● Stored records
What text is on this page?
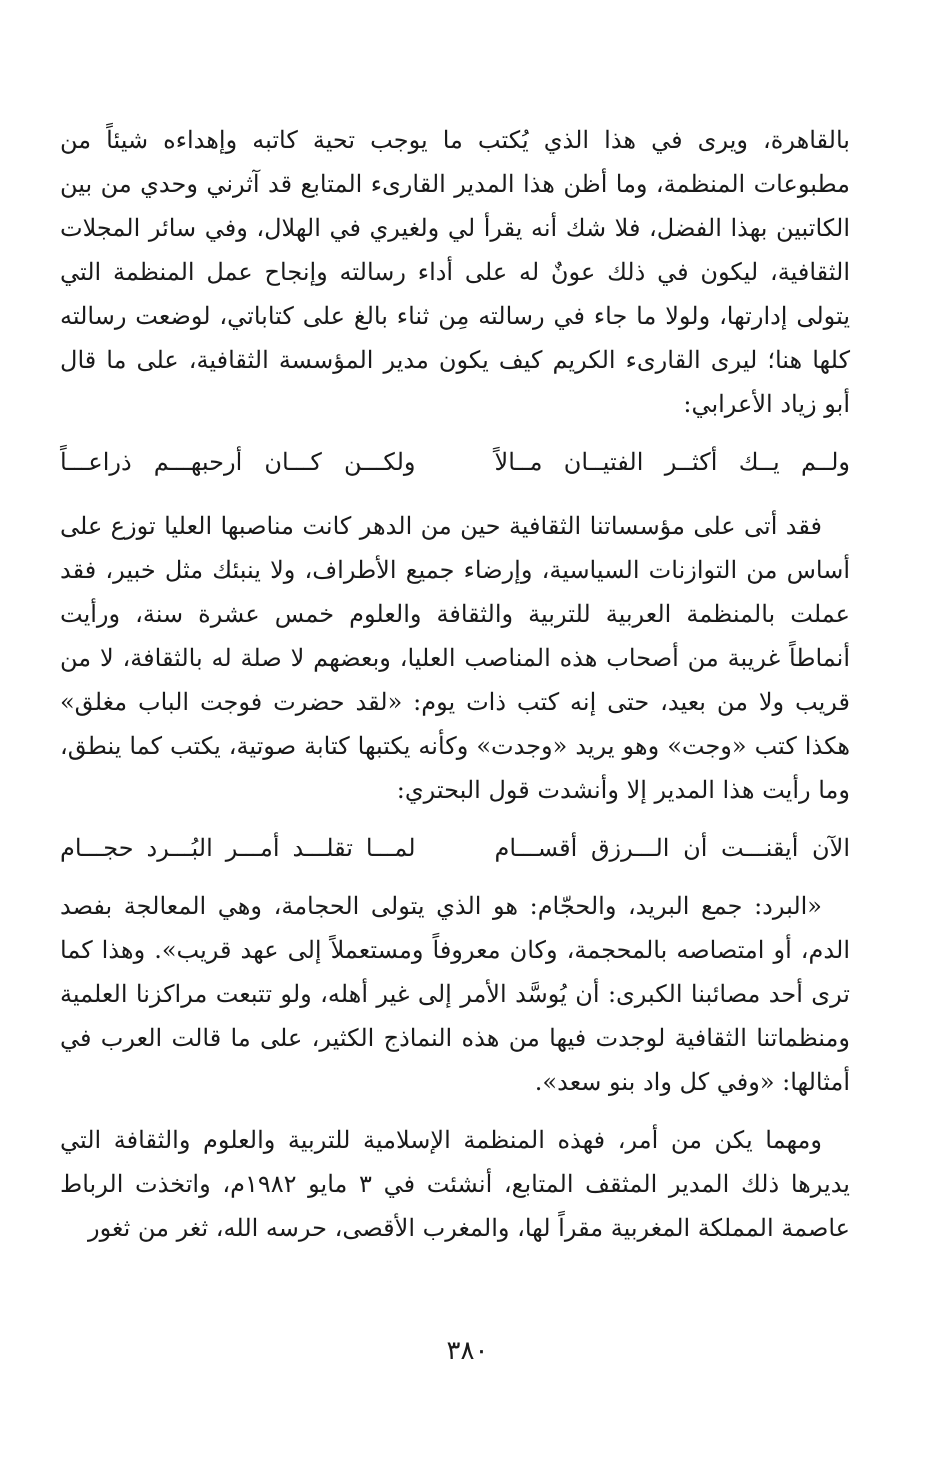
بالقاهرة، ويرى في هذا الذي يُكتب ما يوجب تحية كاتبه وإهداءه شيئاً من مطبوعات المنظمة، وما أظن هذا المدير القارىء المتابع قد آثرني وحدي من بين الكاتبين بهذا الفضل، فلا شك أنه يقرأ لي ولغيري في الهلال، وفي سائر المجلات الثقافية، ليكون في ذلك عونٌ له على أداء رسالته وإنجاح عمل المنظمة التي يتولى إدارتها، ولولا ما جاء في رسالته مِن ثناء بالغ على كتاباتي، لوضعت رسالته كلها هنا؛ ليرى القارىء الكريم كيف يكون مدير المؤسسة الثقافية، على ما قال أبو زياد الأعرابي:

ولــم يــك أكثــر الفتيــان مــالاً
ولكـــن كـــان أرحبهـــم ذراعـــاً

فقد أتى على مؤسساتنا الثقافية حين من الدهر كانت مناصبها العليا توزع على أساس من التوازنات السياسية، وإرضاء جميع الأطراف، ولا ينبئك مثل خبير، فقد عملت بالمنظمة العربية للتربية والثقافة والعلوم خمس عشرة سنة، ورأيت أنماطاً غريبة من أصحاب هذه المناصب العليا، وبعضهم لا صلة له بالثقافة، لا من قريب ولا من بعيد، حتى إنه كتب ذات يوم: «لقد حضرت فوجت الباب مغلق» هكذا كتب «وجت» وهو يريد «وجدت» وكأنه يكتبها كتابة صوتية، يكتب كما ينطق، وما رأيت هذا المدير إلا وأنشدت قول البحتري:

الآن أيقنـــت أن الـــرزق أقســـام
لمـــا تقلـــد أمـــر البُـــرد حجـــام

«البرد: جمع البريد، والحجّام: هو الذي يتولى الحجامة، وهي المعالجة بفصد الدم، أو امتصاصه بالمحجمة، وكان معروفاً ومستعملاً إلى عهد قريب». وهذا كما ترى أحد مصائبنا الكبرى: أن يُوسَّد الأمر إلى غير أهله، ولو تتبعت مراكزنا العلمية ومنظماتنا الثقافية لوجدت فيها من هذه النماذج الكثير، على ما قالت العرب في أمثالها: «وفي كل واد بنو سعد».

ومهما يكن من أمر، فهذه المنظمة الإسلامية للتربية والعلوم والثقافة التي يديرها ذلك المدير المثقف المتابع، أنشئت في ٣ مايو ١٩٨٢م، واتخذت الرباط عاصمة المملكة المغربية مقراً لها، والمغرب الأقصى، حرسه الله، ثغر من ثغور

٣٨٠
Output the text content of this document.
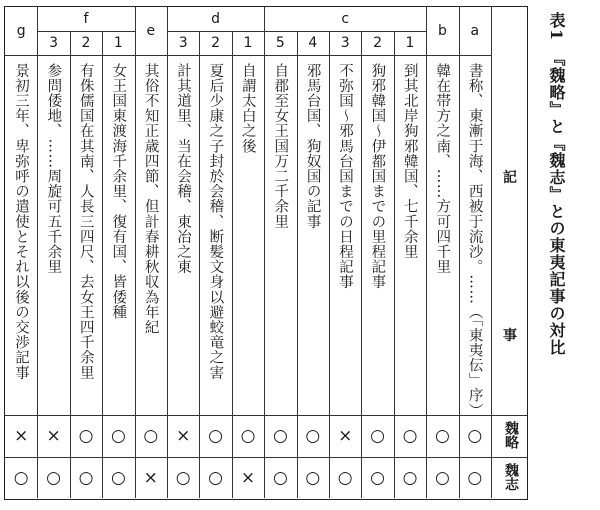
表1　『魏略』と『魏志』との東夷記事の対比
g
f
e
d	c
b	a
景初三年、卑弥呼の遣使とそれ以後の交渉記事
×
○
3
参問倭地、……周旋可五千余里
×
○
2
有侏儒国在其南、人長三四尺、去女王四千余里
○
○
1
女王国東渡海千余里、復有国、皆倭種
○
○
其俗不知正歳四節、但計春耕秋収為年紀
○
×
3
計其道里、当在会稽、東冶之東
×
○
2
夏后少康之子封於会稽、断髪文身以避蛟竜之害
○
○
1
自謂太白之後
○
×
5
自郡至女王国万二千余里
○
○
4
邪馬台国、狗奴国の記事
○
○
3
不弥国〜邪馬台国までの日程記事
×
○
2
狗邪韓国〜伊都国までの里程記事
○
○
1
到其北岸狗邪韓国、七千余里
○
○
韓在帯方之南、……方可四千里
○
○
書称、東漸于海、西被于流沙。……（「東夷伝」序）
○
○
記
事
魏略
魏志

● EXERCISE
Using the records above, find and show each line with the string "الذي".

● OUTPUT OF THE TASK
بالقاهرة، ويرى في هذا الذي يُكتب ما يوجب تحية كاتبه وإهداءه شيئاً من مطبوعات المنظمة، وما أظن هذا المدير القارىء المتابع قد آثرني وحدي من بين الكاتبين بهذا الفضل، فلا شك أنه يقرأ لي ولغيري في الهلال، وفي سائر المجلات الثقافية، ليكون في ذلك عونٌ له على أداء رسالته وإنجاح عمل المنظمة التي يتولى إدارتها، ولولا ما جاء في رسالته مِن ثناء بالغ على كتاباتي، لوضعت رسالته كلها هنا؛ ليرى القارىء الكريم كيف يكون مدير المؤسسة الثقافية، على ما قال أبو زياد الأعرابي:
«البرد: جمع البريد، والحجّام: هو الذي يتولى الحجامة، وهي المعالجة بفصد الدم، أو امتصاصه بالمحجمة، وكان معروفاً ومستعملاً إلى عهد قريب». وهذا كما ترى أحد مصائبنا الكبرى: أن يُوسَّد الأمر إلى غير أهله، ولو تتبعت مراكزنا العلمية ومنظماتنا الثقافية لوجدت فيها من هذه النماذج الكثير، على ما قالت العرب في أمثالها: «وفي كل واد بنو سعد».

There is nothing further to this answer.